Task goal -
Give only a count of the lines that include the string "this".

+---+

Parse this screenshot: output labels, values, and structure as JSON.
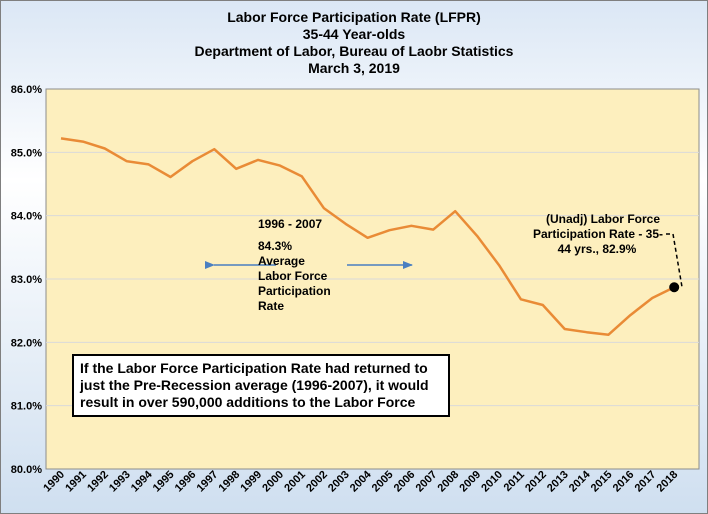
{
  "chart_data": {
    "type": "line",
    "title_lines": [
      "Labor Force Participation Rate (LFPR)",
      "35-44 Year-olds",
      "Department of Labor, Bureau of Laobr Statistics",
      "March 3, 2019"
    ],
    "x": [
      "1990",
      "1991",
      "1992",
      "1993",
      "1994",
      "1995",
      "1996",
      "1997",
      "1998",
      "1999",
      "2000",
      "2001",
      "2002",
      "2003",
      "2004",
      "2005",
      "2006",
      "2007",
      "2008",
      "2009",
      "2010",
      "2011",
      "2012",
      "2013",
      "2014",
      "2015",
      "2016",
      "2017",
      "2018"
    ],
    "series": [
      {
        "values": [
          85.22,
          85.17,
          85.06,
          84.86,
          84.81,
          84.61,
          84.86,
          85.05,
          84.74,
          84.88,
          84.79,
          84.62,
          84.12,
          83.87,
          83.65,
          83.77,
          83.84,
          83.78,
          84.07,
          83.68,
          83.22,
          82.68,
          82.59,
          82.21,
          82.16,
          82.12,
          82.43,
          82.7,
          82.87
        ]
      }
    ],
    "ylim": [
      80.0,
      86.0
    ],
    "y_ticks": [
      "80.0%",
      "81.0%",
      "82.0%",
      "83.0%",
      "84.0%",
      "85.0%",
      "86.0%"
    ],
    "grid": true,
    "colors": {
      "line": "#e98b36",
      "plot_bg": "#fdefbe",
      "grid": "#d9d9d9",
      "arrow": "#4a7fc1",
      "marker": "#000000"
    },
    "annotations": {
      "period_lines": [
        "1996 - 2007",
        "84.3%",
        "Average",
        "Labor Force",
        "Participation",
        "Rate"
      ],
      "endpoint_lines": [
        "(Unadj) Labor Force",
        "Participation Rate - 35-",
        "44 yrs., 82.9%"
      ],
      "note": "If the Labor Force Participation Rate had returned to just the Pre-Recession average (1996-2007), it would result in over 590,000 additions to the Labor Force"
    }
  }
}
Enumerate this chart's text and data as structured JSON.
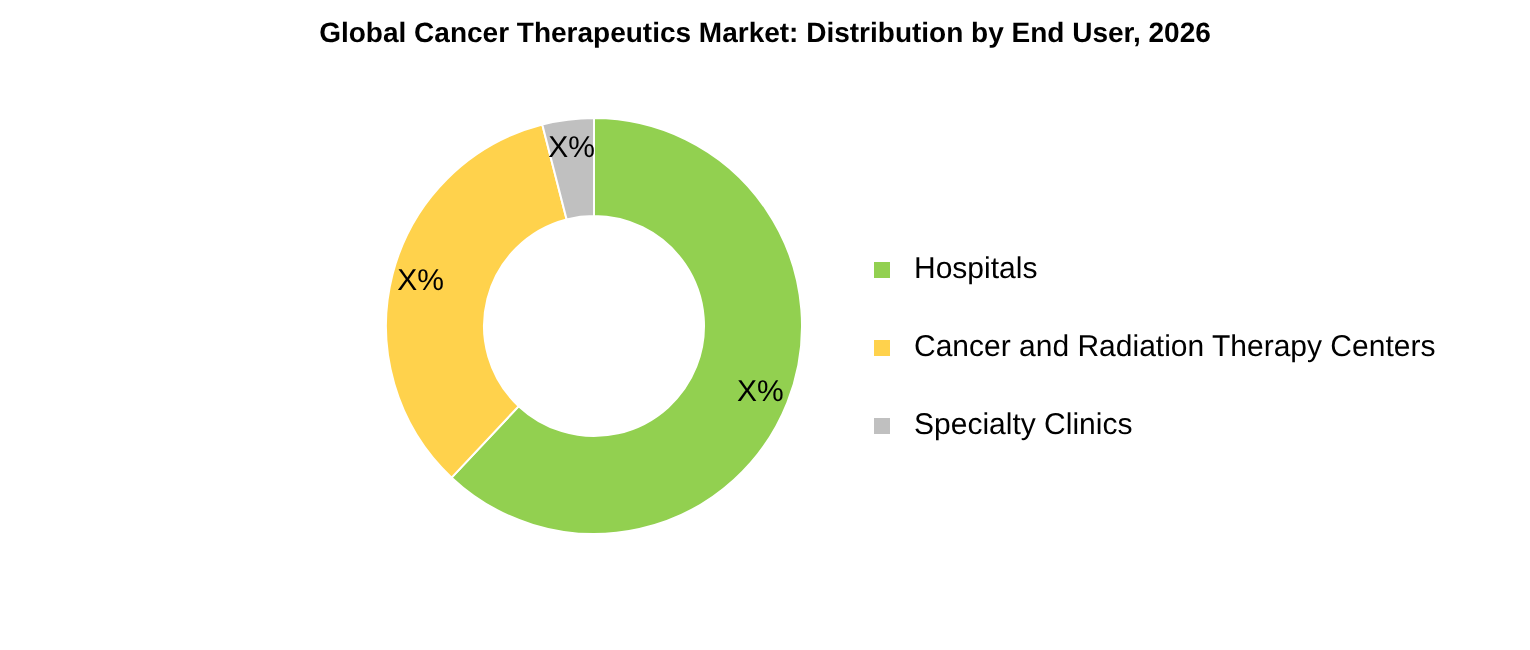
{
  "chart_data": {
    "type": "donut",
    "title": "Global Cancer Therapeutics Market: Distribution by End User, 2026",
    "categories": [
      "Hospitals",
      "Cancer and Radiation Therapy Centers",
      "Specialty Clinics"
    ],
    "values": [
      62,
      34,
      4
    ],
    "colors": [
      "#92d050",
      "#ffd24c",
      "#c0c0c0"
    ],
    "value_labels": [
      "X%",
      "X%",
      "X%"
    ],
    "legend": "right"
  }
}
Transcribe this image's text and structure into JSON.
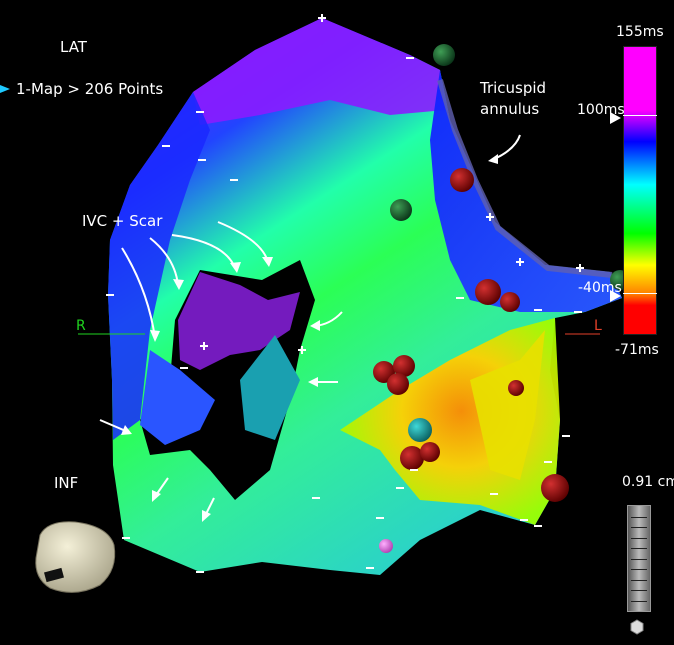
{
  "header": {
    "view_label": "LAT",
    "map_label": "1-Map > 206 Points",
    "map_marker_icon": "triangle-pointer-icon",
    "map_marker_color": "#1ec9ff"
  },
  "orientation": {
    "right_label": "R",
    "left_label": "L",
    "bottom_label": "INF"
  },
  "annotations": {
    "tricuspid": "Tricuspid\nannulus",
    "ivc_scar": "IVC + Scar"
  },
  "color_scale": {
    "max_label": "155ms",
    "upper_marker_label": "100ms",
    "lower_marker_label": "-40ms",
    "min_label": "-71ms",
    "colors": [
      "#ff00ff",
      "#0000ff",
      "#00ffff",
      "#00ff00",
      "#ffff00",
      "#ff8000",
      "#ff0000"
    ]
  },
  "scale_bar": {
    "label": "0.91 cm"
  }
}
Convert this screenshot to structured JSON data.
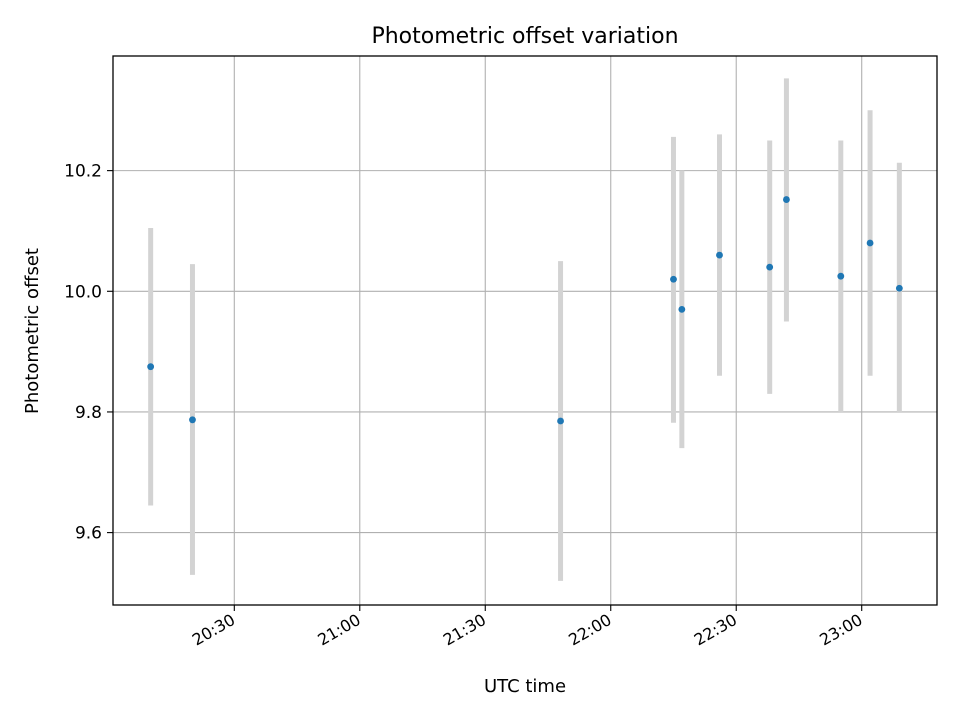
{
  "chart_data": {
    "type": "scatter",
    "title": "Photometric offset variation",
    "xlabel": "UTC time",
    "ylabel": "Photometric offset",
    "x_ticks": [
      "20:30",
      "21:00",
      "21:30",
      "22:00",
      "22:30",
      "23:00"
    ],
    "y_ticks": [
      "9.6",
      "9.8",
      "10.0",
      "10.2"
    ],
    "xlim": [
      "20:01",
      "23:18"
    ],
    "ylim": [
      9.48,
      10.39
    ],
    "grid": true,
    "point_color": "#1f77b4",
    "errorbar_color": "#d3d3d3",
    "points": [
      {
        "x": "20:10",
        "y": 9.875,
        "err_low": 9.645,
        "err_high": 10.105
      },
      {
        "x": "20:20",
        "y": 9.787,
        "err_low": 9.53,
        "err_high": 10.045
      },
      {
        "x": "21:48",
        "y": 9.785,
        "err_low": 9.52,
        "err_high": 10.05
      },
      {
        "x": "22:15",
        "y": 10.02,
        "err_low": 9.782,
        "err_high": 10.256
      },
      {
        "x": "22:17",
        "y": 9.97,
        "err_low": 9.74,
        "err_high": 10.2
      },
      {
        "x": "22:26",
        "y": 10.06,
        "err_low": 9.86,
        "err_high": 10.26
      },
      {
        "x": "22:38",
        "y": 10.04,
        "err_low": 9.83,
        "err_high": 10.25
      },
      {
        "x": "22:42",
        "y": 10.152,
        "err_low": 9.95,
        "err_high": 10.353
      },
      {
        "x": "22:55",
        "y": 10.025,
        "err_low": 9.8,
        "err_high": 10.25
      },
      {
        "x": "23:02",
        "y": 10.08,
        "err_low": 9.86,
        "err_high": 10.3
      },
      {
        "x": "23:09",
        "y": 10.005,
        "err_low": 9.8,
        "err_high": 10.213
      }
    ]
  }
}
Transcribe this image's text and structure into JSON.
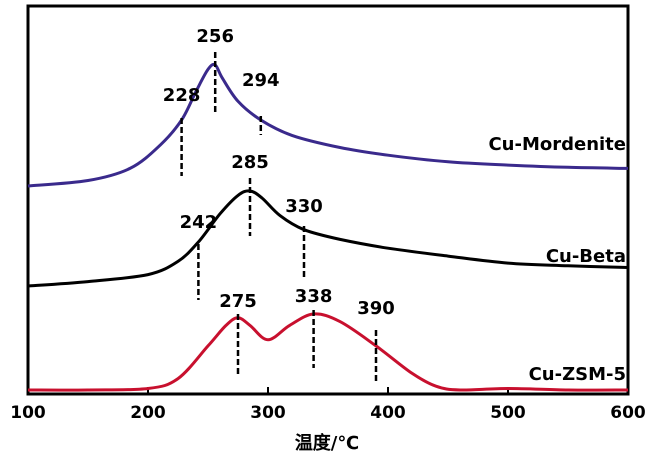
{
  "chart_data": {
    "type": "line",
    "title": "",
    "xlabel": "温度/℃",
    "ylabel": "",
    "xlim": [
      100,
      600
    ],
    "x_ticks": [
      100,
      200,
      300,
      400,
      500,
      600
    ],
    "y_ticks_shown": false,
    "legend": "none; series labelled inline at right end of each curve",
    "grid": false,
    "series": [
      {
        "name": "Cu-Mordenite",
        "color": "#3a2a8c",
        "x": [
          100,
          150,
          185,
          210,
          228,
          240,
          250,
          256,
          262,
          275,
          294,
          320,
          360,
          400,
          450,
          500,
          550,
          600
        ],
        "y": [
          0.0,
          0.05,
          0.16,
          0.37,
          0.6,
          0.86,
          1.06,
          1.1,
          0.98,
          0.77,
          0.6,
          0.46,
          0.35,
          0.28,
          0.22,
          0.19,
          0.17,
          0.16
        ],
        "annotations": [
          {
            "label": "228",
            "x": 228
          },
          {
            "label": "256",
            "x": 256
          },
          {
            "label": "294",
            "x": 294
          }
        ]
      },
      {
        "name": "Cu-Beta",
        "color": "#000000",
        "x": [
          100,
          150,
          200,
          225,
          242,
          260,
          275,
          285,
          295,
          310,
          330,
          360,
          400,
          450,
          500,
          550,
          600
        ],
        "y": [
          0.0,
          0.05,
          0.13,
          0.28,
          0.5,
          0.82,
          1.03,
          1.08,
          1.0,
          0.8,
          0.64,
          0.53,
          0.43,
          0.34,
          0.26,
          0.23,
          0.21
        ],
        "annotations": [
          {
            "label": "242",
            "x": 242
          },
          {
            "label": "285",
            "x": 285
          },
          {
            "label": "330",
            "x": 330
          }
        ]
      },
      {
        "name": "Cu-ZSM-5",
        "color": "#c8102e",
        "x": [
          100,
          150,
          200,
          225,
          250,
          265,
          275,
          285,
          300,
          318,
          338,
          360,
          390,
          420,
          440,
          460,
          500,
          550,
          600
        ],
        "y": [
          0.0,
          0.0,
          0.02,
          0.15,
          0.58,
          0.85,
          0.95,
          0.85,
          0.66,
          0.85,
          1.0,
          0.9,
          0.58,
          0.22,
          0.05,
          0.0,
          0.02,
          0.0,
          0.0
        ],
        "annotations": [
          {
            "label": "275",
            "x": 275
          },
          {
            "label": "338",
            "x": 338
          },
          {
            "label": "390",
            "x": 390
          }
        ]
      }
    ]
  }
}
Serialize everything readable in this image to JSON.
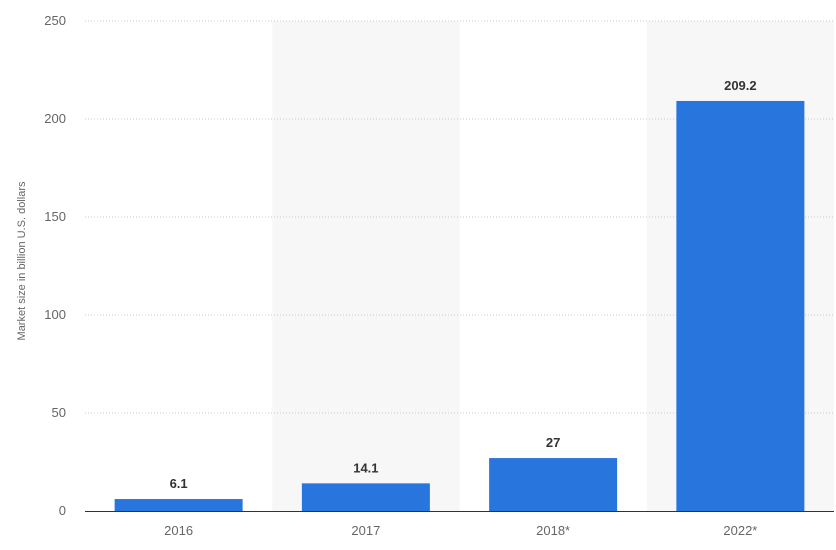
{
  "chart_data": {
    "type": "bar",
    "categories": [
      "2016",
      "2017",
      "2018*",
      "2022*"
    ],
    "values": [
      6.1,
      14.1,
      27,
      209.2
    ],
    "data_labels": [
      "6.1",
      "14.1",
      "27",
      "209.2"
    ],
    "title": "",
    "xlabel": "",
    "ylabel": "Market size in billion U.S. dollars",
    "ylim": [
      0,
      250
    ],
    "yticks": [
      0,
      50,
      100,
      150,
      200,
      250
    ],
    "ytick_labels": [
      "0",
      "50",
      "100",
      "150",
      "200",
      "250"
    ],
    "grid": true,
    "bar_color": "#2876dd",
    "band_color": "#f7f7f7",
    "grid_color": "#c8c8c8",
    "axis_color": "#333333"
  }
}
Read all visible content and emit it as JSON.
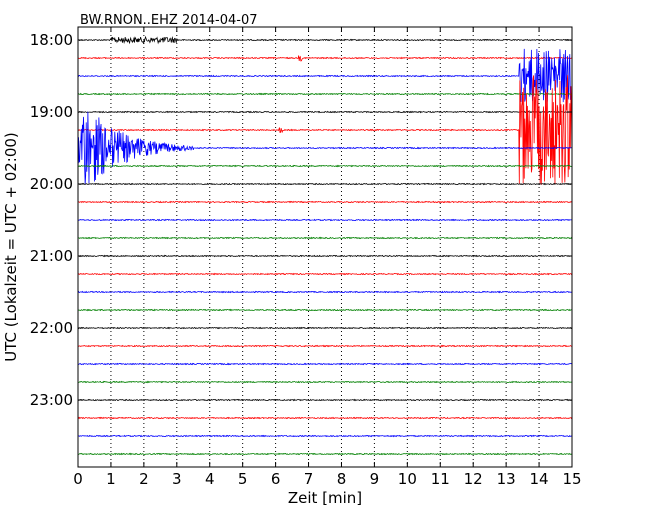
{
  "chart_data": {
    "type": "line",
    "title": "BW.RNON..EHZ 2014-04-07",
    "xlabel": "Zeit  [min]",
    "ylabel": "UTC (Lokalzeit = UTC + 02:00)",
    "xlim": [
      0,
      15
    ],
    "x_ticks": [
      "0",
      "1",
      "2",
      "3",
      "4",
      "5",
      "6",
      "7",
      "8",
      "9",
      "10",
      "11",
      "12",
      "13",
      "14",
      "15"
    ],
    "y_ticks": [
      "18:00",
      "19:00",
      "20:00",
      "21:00",
      "22:00",
      "23:00"
    ],
    "trace_start_utc": "18:00",
    "trace_interval_min": 15,
    "trace_count": 24,
    "grid": "vertical-dotted",
    "colors": [
      "#000000",
      "#ff0000",
      "#0000ff",
      "#008000"
    ],
    "events": [
      {
        "trace_start": "18:00",
        "x_min": [
          1,
          3
        ],
        "note": "small noise burst",
        "amplitude": "low"
      },
      {
        "trace_start": "18:15",
        "x_min": [
          6.7,
          6.8
        ],
        "note": "spike",
        "amplitude": "low"
      },
      {
        "trace_start": "18:30",
        "x_min": [
          13.4,
          15
        ],
        "note": "strong signal",
        "amplitude": "high"
      },
      {
        "trace_start": "19:15",
        "x_min": [
          6.1,
          6.2
        ],
        "note": "spike",
        "amplitude": "low"
      },
      {
        "trace_start": "19:30",
        "x_min": [
          0,
          3.5
        ],
        "note": "decaying earthquake coda",
        "amplitude": "very high"
      },
      {
        "trace_start": "19:15",
        "x_min": [
          13.4,
          15
        ],
        "note": "strong signal",
        "amplitude": "very high"
      }
    ]
  }
}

+---+

Exercise output -
6